PERINTAH 1: Menurut teks tentang keadilan Tuhan, untuk kepentingan siapa semua makhluk lainnya diciptakan Tuhan dalam faham Mu'tazilah?

TEKS SUMBER:

Faham keadilan Tuhan banyak tergantung pada faham kebebasan manusia dan faham sebaliknya, yaitu kekuasaan mutlak Tuhan.
Kaum
 mu’tazilah, karena percaya pada kekuatan akal dan kemerdekaan serta 
kebebasan manusia. Mempunyai tendensi untuk meninjau wujud ini dari 
sudut rasio dan kepentingan manusia. Memang dalam faham Mu’tazilah semua
 makluk lainnya diciptakan Tuhan untuk kepentingan manusia. Mereka 
selanjutnya berpendapat bahwa manusia yang berakal sempurna, kalau 
berbuat sesuatu, meski mempunyai tujuan. Manusia yang demikian berbuat 
untuk kepentingannya sendiri ataupun untuk kepentingan orang lain. Tuhan
 juga mempunyai tujuan dalam perbuatan-perbuatan-Nya, tetapi karena 
Tuhan maha suci dari sifat berbuat untuk kepentingan diri sendiri, 
perbuatan-perbutan Tuhan adalah untuk kepentingan mawjud lain, 
selain Tuhan. Berlandaskan argument-argumen ini kaum Mu’tazilah 
berkeyakinan, bahwa wujud ini diciptakan untuk manusia, sebagai makhluk 
tertinggi, dan oleh karena itu mempunyai kecenderungan untuk melihat 
segala-galanya dari sudut kepentingan manusia.

Entri elemen berkotak:
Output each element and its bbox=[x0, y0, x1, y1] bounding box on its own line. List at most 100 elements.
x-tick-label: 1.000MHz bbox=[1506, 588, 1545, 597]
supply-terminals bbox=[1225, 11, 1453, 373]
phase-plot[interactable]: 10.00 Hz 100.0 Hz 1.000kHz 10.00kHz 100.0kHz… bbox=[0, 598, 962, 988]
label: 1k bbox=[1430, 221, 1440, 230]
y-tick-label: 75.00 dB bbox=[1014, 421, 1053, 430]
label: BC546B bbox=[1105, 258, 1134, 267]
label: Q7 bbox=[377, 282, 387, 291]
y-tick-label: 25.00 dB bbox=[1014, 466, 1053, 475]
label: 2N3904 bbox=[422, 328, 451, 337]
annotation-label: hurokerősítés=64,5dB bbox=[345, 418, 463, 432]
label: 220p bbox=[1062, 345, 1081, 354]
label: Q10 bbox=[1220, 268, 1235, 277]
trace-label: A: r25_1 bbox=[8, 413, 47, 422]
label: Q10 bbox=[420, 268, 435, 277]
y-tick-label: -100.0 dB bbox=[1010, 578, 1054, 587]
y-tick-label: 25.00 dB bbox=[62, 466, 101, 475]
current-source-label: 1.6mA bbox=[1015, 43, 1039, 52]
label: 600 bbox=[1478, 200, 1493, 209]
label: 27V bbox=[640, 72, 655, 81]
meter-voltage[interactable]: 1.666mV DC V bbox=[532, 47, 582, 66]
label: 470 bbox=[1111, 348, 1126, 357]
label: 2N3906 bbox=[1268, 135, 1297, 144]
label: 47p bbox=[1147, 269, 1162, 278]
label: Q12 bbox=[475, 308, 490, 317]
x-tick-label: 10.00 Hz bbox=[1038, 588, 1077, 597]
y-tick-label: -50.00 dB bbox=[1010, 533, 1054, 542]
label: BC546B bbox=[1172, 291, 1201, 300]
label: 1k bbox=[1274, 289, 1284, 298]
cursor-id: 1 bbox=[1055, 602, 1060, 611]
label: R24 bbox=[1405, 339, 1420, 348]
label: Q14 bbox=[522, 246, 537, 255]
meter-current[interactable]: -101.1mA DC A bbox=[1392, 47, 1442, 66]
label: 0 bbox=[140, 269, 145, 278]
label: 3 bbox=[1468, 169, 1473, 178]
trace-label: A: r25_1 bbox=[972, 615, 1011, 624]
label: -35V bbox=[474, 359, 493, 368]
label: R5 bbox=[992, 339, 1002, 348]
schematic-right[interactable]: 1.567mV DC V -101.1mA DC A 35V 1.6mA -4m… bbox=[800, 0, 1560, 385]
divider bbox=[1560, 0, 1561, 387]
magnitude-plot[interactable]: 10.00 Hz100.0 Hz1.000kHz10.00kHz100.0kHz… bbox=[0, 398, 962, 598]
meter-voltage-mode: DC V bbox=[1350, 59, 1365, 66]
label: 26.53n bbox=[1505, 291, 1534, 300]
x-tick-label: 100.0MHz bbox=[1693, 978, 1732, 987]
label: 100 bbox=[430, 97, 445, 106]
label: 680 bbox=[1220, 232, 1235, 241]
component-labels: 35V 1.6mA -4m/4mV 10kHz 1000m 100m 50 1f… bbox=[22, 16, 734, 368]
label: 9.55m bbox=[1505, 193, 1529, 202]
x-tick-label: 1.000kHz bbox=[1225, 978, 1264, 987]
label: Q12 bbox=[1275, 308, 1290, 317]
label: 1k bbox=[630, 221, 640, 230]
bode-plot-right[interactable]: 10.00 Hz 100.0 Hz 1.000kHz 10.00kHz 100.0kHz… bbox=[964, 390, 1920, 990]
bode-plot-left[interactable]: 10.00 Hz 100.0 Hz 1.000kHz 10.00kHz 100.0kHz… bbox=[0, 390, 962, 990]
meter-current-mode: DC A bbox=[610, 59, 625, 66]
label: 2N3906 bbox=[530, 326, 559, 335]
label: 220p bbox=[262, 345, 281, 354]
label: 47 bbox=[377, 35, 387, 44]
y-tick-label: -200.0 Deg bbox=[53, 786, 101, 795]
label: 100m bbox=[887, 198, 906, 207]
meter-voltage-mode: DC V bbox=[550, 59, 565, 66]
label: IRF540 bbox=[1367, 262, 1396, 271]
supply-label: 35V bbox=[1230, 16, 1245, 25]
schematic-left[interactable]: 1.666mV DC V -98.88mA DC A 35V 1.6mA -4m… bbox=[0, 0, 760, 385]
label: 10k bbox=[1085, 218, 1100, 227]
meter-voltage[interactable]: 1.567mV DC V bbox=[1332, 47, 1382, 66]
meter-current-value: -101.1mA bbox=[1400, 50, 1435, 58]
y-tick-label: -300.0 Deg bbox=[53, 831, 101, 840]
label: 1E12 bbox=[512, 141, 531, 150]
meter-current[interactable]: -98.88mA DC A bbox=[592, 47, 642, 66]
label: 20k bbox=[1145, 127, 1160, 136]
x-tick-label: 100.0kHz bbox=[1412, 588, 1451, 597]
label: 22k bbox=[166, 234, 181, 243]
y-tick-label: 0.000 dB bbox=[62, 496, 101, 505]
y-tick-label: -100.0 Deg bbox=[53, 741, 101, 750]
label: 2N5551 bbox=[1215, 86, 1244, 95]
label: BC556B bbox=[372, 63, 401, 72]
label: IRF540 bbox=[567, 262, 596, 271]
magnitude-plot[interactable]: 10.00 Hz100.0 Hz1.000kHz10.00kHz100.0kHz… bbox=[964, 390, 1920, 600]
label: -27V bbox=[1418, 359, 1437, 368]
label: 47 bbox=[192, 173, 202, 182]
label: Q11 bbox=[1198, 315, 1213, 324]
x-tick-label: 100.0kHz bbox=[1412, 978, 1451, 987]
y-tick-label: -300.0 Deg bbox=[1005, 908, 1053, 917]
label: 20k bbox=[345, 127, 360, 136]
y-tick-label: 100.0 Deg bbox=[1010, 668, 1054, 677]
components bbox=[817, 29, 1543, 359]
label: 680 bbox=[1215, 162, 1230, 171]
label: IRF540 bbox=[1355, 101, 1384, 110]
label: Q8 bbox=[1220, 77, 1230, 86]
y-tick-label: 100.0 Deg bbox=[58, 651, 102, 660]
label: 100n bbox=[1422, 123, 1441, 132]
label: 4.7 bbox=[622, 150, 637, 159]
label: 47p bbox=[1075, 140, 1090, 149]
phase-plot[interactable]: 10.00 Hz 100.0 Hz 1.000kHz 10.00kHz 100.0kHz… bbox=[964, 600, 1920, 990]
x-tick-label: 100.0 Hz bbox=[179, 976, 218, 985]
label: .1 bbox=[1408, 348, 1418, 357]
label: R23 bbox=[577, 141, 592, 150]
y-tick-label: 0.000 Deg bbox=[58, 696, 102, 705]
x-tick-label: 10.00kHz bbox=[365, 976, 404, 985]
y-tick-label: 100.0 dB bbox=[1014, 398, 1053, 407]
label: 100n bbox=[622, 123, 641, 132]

PERINTAH 2: Tolong identifikasi setiap baris dalam daftar yang memuat kata "trace". Huruf besar dan kecil dibedakan.

JAWABAN LENGKAP 1: Untuk kepentingan manusia.

JAWABAN LENGKAP 2:
trace-label: A: r25_1 bbox=[8, 413, 47, 422]
trace-label: A: r25_1 bbox=[972, 615, 1011, 624]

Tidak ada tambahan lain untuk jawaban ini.